Collected data
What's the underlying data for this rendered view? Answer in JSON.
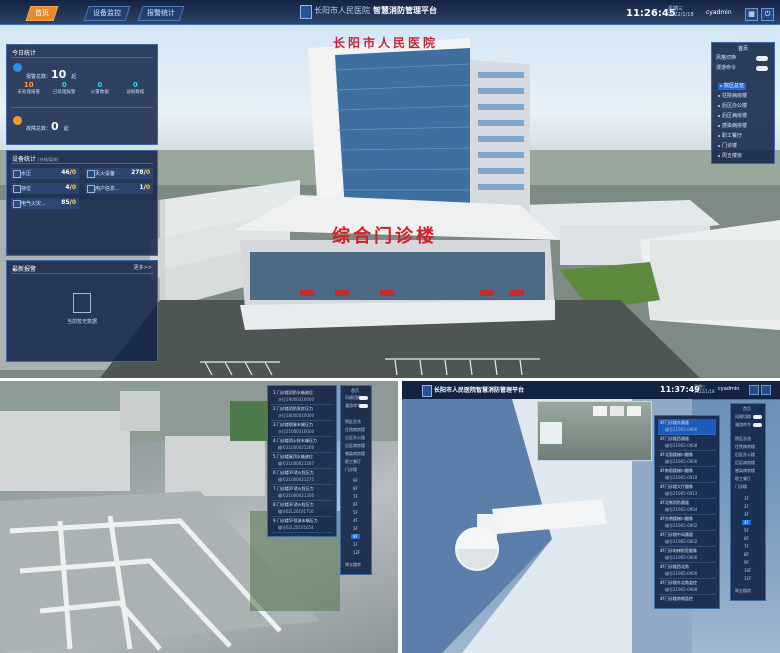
{
  "top": {
    "tabs": [
      "首页",
      "设备监控",
      "报警统计"
    ],
    "title_prefix": "长阳市人民医院",
    "title": "智慧消防管理平台",
    "time": "11:26:45",
    "weekday": "星期三",
    "date": "2022/1/18",
    "user": "cyadmin",
    "today": {
      "title": "今日统计",
      "alarm_label": "报警总数：",
      "alarm_total": "10",
      "alarm_unit": "起",
      "sub": [
        {
          "value": "10",
          "label": "未处理报警",
          "color": "#ff9f2e"
        },
        {
          "value": "0",
          "label": "已处理报警",
          "color": "#2ecfe8"
        },
        {
          "value": "0",
          "label": "火警数据",
          "color": "#2ecfe8"
        },
        {
          "value": "0",
          "label": "误报数据",
          "color": "#2ecfe8"
        }
      ],
      "fault_label": "故障总数：",
      "fault_total": "0",
      "fault_unit": "起"
    },
    "device": {
      "title": "设备统计",
      "title_small": "(在线/离线)",
      "items": [
        {
          "label": "水压",
          "online": "46",
          "offline": "0"
        },
        {
          "label": "灭火设备",
          "online": "278",
          "offline": "0"
        },
        {
          "label": "液位",
          "online": "4",
          "offline": "0"
        },
        {
          "label": "用户信息...",
          "online": "1",
          "offline": "0"
        },
        {
          "label": "电气火灾...",
          "online": "85",
          "offline": "0"
        }
      ]
    },
    "latest": {
      "title": "最新报警",
      "more": "更多>>",
      "empty": "当前暂无数据"
    },
    "building_sign": "综合门诊楼",
    "building_roof": "长阳市人民医院",
    "menu": {
      "head": "首页",
      "toggles": [
        "风格切换",
        "漫游命令"
      ],
      "items": [
        "院区总览",
        "住院病房楼",
        "后区办公楼",
        "后区病房楼",
        "感染病房楼",
        "职工餐厅",
        "门诊楼",
        "周五楼房"
      ]
    }
  },
  "bottom_left": {
    "list": [
      {
        "a": "1.门诊楼消防水箱液位",
        "b": "水位19000316000"
      },
      {
        "a": "2.门诊楼消防泵房压力",
        "b": "水位18000040000"
      },
      {
        "a": "3.门诊楼喷淋末端压力",
        "b": "水位21000316000"
      },
      {
        "a": "4.门诊楼消火栓末端压力",
        "b": "编号21000021266"
      },
      {
        "a": "5.门诊楼屋顶水箱液位",
        "b": "编号21000021267"
      },
      {
        "a": "6.门诊楼1F消火栓压力",
        "b": "编号21000021275"
      },
      {
        "a": "7.门诊楼2F消火栓压力",
        "b": "编号21000021300"
      },
      {
        "a": "8.门诊楼3F消火栓压力",
        "b": "编号62L20101716"
      },
      {
        "a": "9.门诊楼5F喷淋末端压力",
        "b": "编号62L20101654"
      }
    ],
    "menu": {
      "head": "首页",
      "toggles": [
        "风格切换",
        "漫游命令"
      ],
      "items": [
        "院区总览",
        "住院病房楼",
        "后区办公楼",
        "后区病房楼",
        "感染病房楼",
        "职工餐厅",
        "门诊楼"
      ],
      "floors": [
        "9F",
        "8F",
        "7F",
        "6F",
        "5F",
        "4F",
        "3F",
        "2F",
        "1F",
        "11F",
        "12F",
        "13F"
      ],
      "selected_floor": "8F",
      "last": "周五楼房"
    }
  },
  "bottom_right": {
    "title": "长阳市人民医院智慧消防管理平台",
    "time": "11:37:49",
    "weekday": "星期三",
    "date": "2022/1/18",
    "user": "cyadmin",
    "list": [
      {
        "a": "4F门诊楼东通道",
        "b": "编号21965-0906"
      },
      {
        "a": "4F门诊楼西通道",
        "b": "编号21965-0908"
      },
      {
        "a": "4F北面楼梯口摄像",
        "b": "编号21965-0906"
      },
      {
        "a": "4F南面楼梯口摄像",
        "b": "编号21965-0918"
      },
      {
        "a": "4F门诊楼大厅摄像",
        "b": "编号21965-0913"
      },
      {
        "a": "4F北侧消防通道",
        "b": "编号21965-0904"
      },
      {
        "a": "4F东侧楼梯口摄像",
        "b": "编号21965-0902"
      },
      {
        "a": "4F门诊楼中间通道",
        "b": "编号21965-0902"
      },
      {
        "a": "4F门诊电梯前室摄像",
        "b": "编号21965-0906"
      },
      {
        "a": "4F门诊楼西北角",
        "b": "编号21965-0906"
      },
      {
        "a": "4F门诊楼东北角监控",
        "b": "编号21965-0908"
      },
      {
        "a": "4F门诊楼南侧监控",
        "b": "编号21965-0906"
      }
    ],
    "menu": {
      "head": "首页",
      "toggles": [
        "风格切换",
        "漫游命令"
      ],
      "items": [
        "院区总览",
        "住院病房楼",
        "后区办公楼",
        "后区病房楼",
        "感染病房楼",
        "职工餐厅",
        "门诊楼"
      ],
      "floors": [
        "1F",
        "2F",
        "3F",
        "4F",
        "5F",
        "6F",
        "7F",
        "8F",
        "9F",
        "10F",
        "11F",
        "12F"
      ],
      "selected_floor": "4F",
      "last": "周五楼房"
    }
  }
}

**WHAT IS REQUIRED**:
Copy the listing in full and without alteration, omitting every picture.

**COMPLETED EXERCISE**:
What's the underlying data for this rendered view? Answer in JSON.
{
  "top": {
    "tabs": [
      "首页",
      "设备监控",
      "报警统计"
    ],
    "title_prefix": "长阳市人民医院",
    "title": "智慧消防管理平台",
    "time": "11:26:45",
    "weekday": "星期三",
    "date": "2022/1/18",
    "user": "cyadmin",
    "today": {
      "title": "今日统计",
      "alarm_label": "报警总数：",
      "alarm_total": "10",
      "alarm_unit": "起",
      "sub": [
        {
          "value": "10",
          "label": "未处理报警",
          "color": "#ff9f2e"
        },
        {
          "value": "0",
          "label": "已处理报警",
          "color": "#2ecfe8"
        },
        {
          "value": "0",
          "label": "火警数据",
          "color": "#2ecfe8"
        },
        {
          "value": "0",
          "label": "误报数据",
          "color": "#2ecfe8"
        }
      ],
      "fault_label": "故障总数：",
      "fault_total": "0",
      "fault_unit": "起"
    },
    "device": {
      "title": "设备统计",
      "title_small": "(在线/离线)",
      "items": [
        {
          "label": "水压",
          "online": "46",
          "offline": "0"
        },
        {
          "label": "灭火设备",
          "online": "278",
          "offline": "0"
        },
        {
          "label": "液位",
          "online": "4",
          "offline": "0"
        },
        {
          "label": "用户信息...",
          "online": "1",
          "offline": "0"
        },
        {
          "label": "电气火灾...",
          "online": "85",
          "offline": "0"
        }
      ]
    },
    "latest": {
      "title": "最新报警",
      "more": "更多>>",
      "empty": "当前暂无数据"
    },
    "building_sign": "综合门诊楼",
    "building_roof": "长阳市人民医院",
    "menu": {
      "head": "首页",
      "toggles": [
        "风格切换",
        "漫游命令"
      ],
      "items": [
        "院区总览",
        "住院病房楼",
        "后区办公楼",
        "后区病房楼",
        "感染病房楼",
        "职工餐厅",
        "门诊楼",
        "周五楼房"
      ]
    }
  },
  "bottom_left": {
    "list": [
      {
        "a": "1.门诊楼消防水箱液位",
        "b": "水位19000316000"
      },
      {
        "a": "2.门诊楼消防泵房压力",
        "b": "水位18000040000"
      },
      {
        "a": "3.门诊楼喷淋末端压力",
        "b": "水位21000316000"
      },
      {
        "a": "4.门诊楼消火栓末端压力",
        "b": "编号21000021266"
      },
      {
        "a": "5.门诊楼屋顶水箱液位",
        "b": "编号21000021267"
      },
      {
        "a": "6.门诊楼1F消火栓压力",
        "b": "编号21000021275"
      },
      {
        "a": "7.门诊楼2F消火栓压力",
        "b": "编号21000021300"
      },
      {
        "a": "8.门诊楼3F消火栓压力",
        "b": "编号62L20101716"
      },
      {
        "a": "9.门诊楼5F喷淋末端压力",
        "b": "编号62L20101654"
      }
    ],
    "menu": {
      "head": "首页",
      "toggles": [
        "风格切换",
        "漫游命令"
      ],
      "items": [
        "院区总览",
        "住院病房楼",
        "后区办公楼",
        "后区病房楼",
        "感染病房楼",
        "职工餐厅",
        "门诊楼"
      ],
      "floors": [
        "9F",
        "8F",
        "7F",
        "6F",
        "5F",
        "4F",
        "3F",
        "2F",
        "1F",
        "11F",
        "12F",
        "13F"
      ],
      "selected_floor": "8F",
      "last": "周五楼房"
    }
  },
  "bottom_right": {
    "title": "长阳市人民医院智慧消防管理平台",
    "time": "11:37:49",
    "weekday": "星期三",
    "date": "2022/1/18",
    "user": "cyadmin",
    "list": [
      {
        "a": "4F门诊楼东通道",
        "b": "编号21965-0906"
      },
      {
        "a": "4F门诊楼西通道",
        "b": "编号21965-0908"
      },
      {
        "a": "4F北面楼梯口摄像",
        "b": "编号21965-0906"
      },
      {
        "a": "4F南面楼梯口摄像",
        "b": "编号21965-0918"
      },
      {
        "a": "4F门诊楼大厅摄像",
        "b": "编号21965-0913"
      },
      {
        "a": "4F北侧消防通道",
        "b": "编号21965-0904"
      },
      {
        "a": "4F东侧楼梯口摄像",
        "b": "编号21965-0902"
      },
      {
        "a": "4F门诊楼中间通道",
        "b": "编号21965-0902"
      },
      {
        "a": "4F门诊电梯前室摄像",
        "b": "编号21965-0906"
      },
      {
        "a": "4F门诊楼西北角",
        "b": "编号21965-0906"
      },
      {
        "a": "4F门诊楼东北角监控",
        "b": "编号21965-0908"
      },
      {
        "a": "4F门诊楼南侧监控",
        "b": "编号21965-0906"
      }
    ],
    "menu": {
      "head": "首页",
      "toggles": [
        "风格切换",
        "漫游命令"
      ],
      "items": [
        "院区总览",
        "住院病房楼",
        "后区办公楼",
        "后区病房楼",
        "感染病房楼",
        "职工餐厅",
        "门诊楼"
      ],
      "floors": [
        "1F",
        "2F",
        "3F",
        "4F",
        "5F",
        "6F",
        "7F",
        "8F",
        "9F",
        "10F",
        "11F",
        "12F"
      ],
      "selected_floor": "4F",
      "last": "周五楼房"
    }
  }
}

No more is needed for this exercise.